## Exercise objective
Return, unchanged, the lines from the start of the collected data entries through the line that contains "question-a: a) Tính", including both ends.

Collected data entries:
-- start --
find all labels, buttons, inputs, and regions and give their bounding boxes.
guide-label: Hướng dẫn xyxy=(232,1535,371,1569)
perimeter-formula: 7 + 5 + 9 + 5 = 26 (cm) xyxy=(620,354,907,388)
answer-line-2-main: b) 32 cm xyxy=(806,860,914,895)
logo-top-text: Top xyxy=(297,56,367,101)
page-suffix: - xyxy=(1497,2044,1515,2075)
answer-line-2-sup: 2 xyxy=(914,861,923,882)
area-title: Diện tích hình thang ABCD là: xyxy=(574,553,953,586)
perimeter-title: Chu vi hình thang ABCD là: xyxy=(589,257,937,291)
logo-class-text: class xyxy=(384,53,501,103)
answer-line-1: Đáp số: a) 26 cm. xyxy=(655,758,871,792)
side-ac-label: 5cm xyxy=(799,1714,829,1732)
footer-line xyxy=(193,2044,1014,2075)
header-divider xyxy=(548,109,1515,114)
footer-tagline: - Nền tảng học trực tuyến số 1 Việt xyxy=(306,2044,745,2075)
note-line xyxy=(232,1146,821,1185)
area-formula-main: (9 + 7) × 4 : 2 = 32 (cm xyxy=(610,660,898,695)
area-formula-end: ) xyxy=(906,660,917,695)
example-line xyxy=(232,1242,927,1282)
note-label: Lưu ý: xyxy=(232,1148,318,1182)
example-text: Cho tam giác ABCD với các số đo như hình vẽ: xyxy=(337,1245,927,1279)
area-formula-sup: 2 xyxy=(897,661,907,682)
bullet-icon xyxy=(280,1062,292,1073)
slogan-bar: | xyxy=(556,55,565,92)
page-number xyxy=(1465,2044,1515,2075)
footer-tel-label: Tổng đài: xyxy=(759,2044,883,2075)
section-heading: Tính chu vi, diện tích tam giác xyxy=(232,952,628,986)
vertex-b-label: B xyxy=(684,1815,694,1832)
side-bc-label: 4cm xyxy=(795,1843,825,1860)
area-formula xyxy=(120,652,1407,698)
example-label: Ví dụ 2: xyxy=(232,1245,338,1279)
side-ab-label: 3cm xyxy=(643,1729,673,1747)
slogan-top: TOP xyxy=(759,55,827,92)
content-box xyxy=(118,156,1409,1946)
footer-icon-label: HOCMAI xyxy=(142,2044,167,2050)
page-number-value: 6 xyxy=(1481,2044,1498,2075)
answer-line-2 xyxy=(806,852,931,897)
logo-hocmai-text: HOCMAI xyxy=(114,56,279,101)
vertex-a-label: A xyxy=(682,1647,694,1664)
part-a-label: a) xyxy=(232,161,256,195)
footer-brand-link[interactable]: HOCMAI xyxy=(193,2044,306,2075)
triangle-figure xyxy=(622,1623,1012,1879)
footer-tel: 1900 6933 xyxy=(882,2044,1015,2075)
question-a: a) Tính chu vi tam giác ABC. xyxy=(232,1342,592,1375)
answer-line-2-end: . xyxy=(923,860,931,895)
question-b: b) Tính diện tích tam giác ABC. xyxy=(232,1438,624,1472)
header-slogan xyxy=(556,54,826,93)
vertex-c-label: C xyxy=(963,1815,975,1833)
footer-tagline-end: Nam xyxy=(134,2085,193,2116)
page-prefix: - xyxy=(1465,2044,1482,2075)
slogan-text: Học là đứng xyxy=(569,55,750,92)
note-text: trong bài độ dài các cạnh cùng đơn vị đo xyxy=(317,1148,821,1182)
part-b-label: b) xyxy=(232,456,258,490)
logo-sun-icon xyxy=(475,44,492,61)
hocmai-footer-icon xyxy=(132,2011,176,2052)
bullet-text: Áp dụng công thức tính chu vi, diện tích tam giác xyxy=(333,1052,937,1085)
-- end --
## Full output
find all labels, buttons, inputs, and regions and give their bounding boxes.
guide-label: Hướng dẫn xyxy=(232,1535,371,1569)
perimeter-formula: 7 + 5 + 9 + 5 = 26 (cm) xyxy=(620,354,907,388)
answer-line-2-main: b) 32 cm xyxy=(806,860,914,895)
logo-top-text: Top xyxy=(297,56,367,101)
page-suffix: - xyxy=(1497,2044,1515,2075)
answer-line-2-sup: 2 xyxy=(914,861,923,882)
area-title: Diện tích hình thang ABCD là: xyxy=(574,553,953,586)
perimeter-title: Chu vi hình thang ABCD là: xyxy=(589,257,937,291)
logo-class-text: class xyxy=(384,53,501,103)
answer-line-1: Đáp số: a) 26 cm. xyxy=(655,758,871,792)
side-ac-label: 5cm xyxy=(799,1714,829,1732)
footer-line xyxy=(193,2044,1014,2075)
header-divider xyxy=(548,109,1515,114)
footer-tagline: - Nền tảng học trực tuyến số 1 Việt xyxy=(306,2044,745,2075)
note-line xyxy=(232,1146,821,1185)
area-formula-main: (9 + 7) × 4 : 2 = 32 (cm xyxy=(610,660,898,695)
area-formula-end: ) xyxy=(906,660,917,695)
example-line xyxy=(232,1242,927,1282)
note-label: Lưu ý: xyxy=(232,1148,318,1182)
example-text: Cho tam giác ABCD với các số đo như hình vẽ: xyxy=(337,1245,927,1279)
area-formula-sup: 2 xyxy=(897,661,907,682)
bullet-icon xyxy=(280,1062,292,1073)
slogan-bar: | xyxy=(556,55,565,92)
page-number xyxy=(1465,2044,1515,2075)
footer-tel-label: Tổng đài: xyxy=(759,2044,883,2075)
section-heading: Tính chu vi, diện tích tam giác xyxy=(232,952,628,986)
vertex-b-label: B xyxy=(684,1815,694,1832)
side-bc-label: 4cm xyxy=(795,1843,825,1860)
area-formula xyxy=(120,652,1407,698)
example-label: Ví dụ 2: xyxy=(232,1245,338,1279)
side-ab-label: 3cm xyxy=(643,1729,673,1747)
slogan-top: TOP xyxy=(759,55,827,92)
content-box xyxy=(118,156,1409,1946)
footer-icon-label: HOCMAI xyxy=(142,2044,167,2050)
page-number-value: 6 xyxy=(1481,2044,1498,2075)
answer-line-2 xyxy=(806,852,931,897)
logo-hocmai-text: HOCMAI xyxy=(114,56,279,101)
vertex-a-label: A xyxy=(682,1647,694,1664)
part-a-label: a) xyxy=(232,161,256,195)
footer-brand-link[interactable]: HOCMAI xyxy=(193,2044,306,2075)
triangle-figure xyxy=(622,1623,1012,1879)
footer-tel: 1900 6933 xyxy=(882,2044,1015,2075)
question-a: a) Tính chu vi tam giác ABC. xyxy=(232,1342,592,1375)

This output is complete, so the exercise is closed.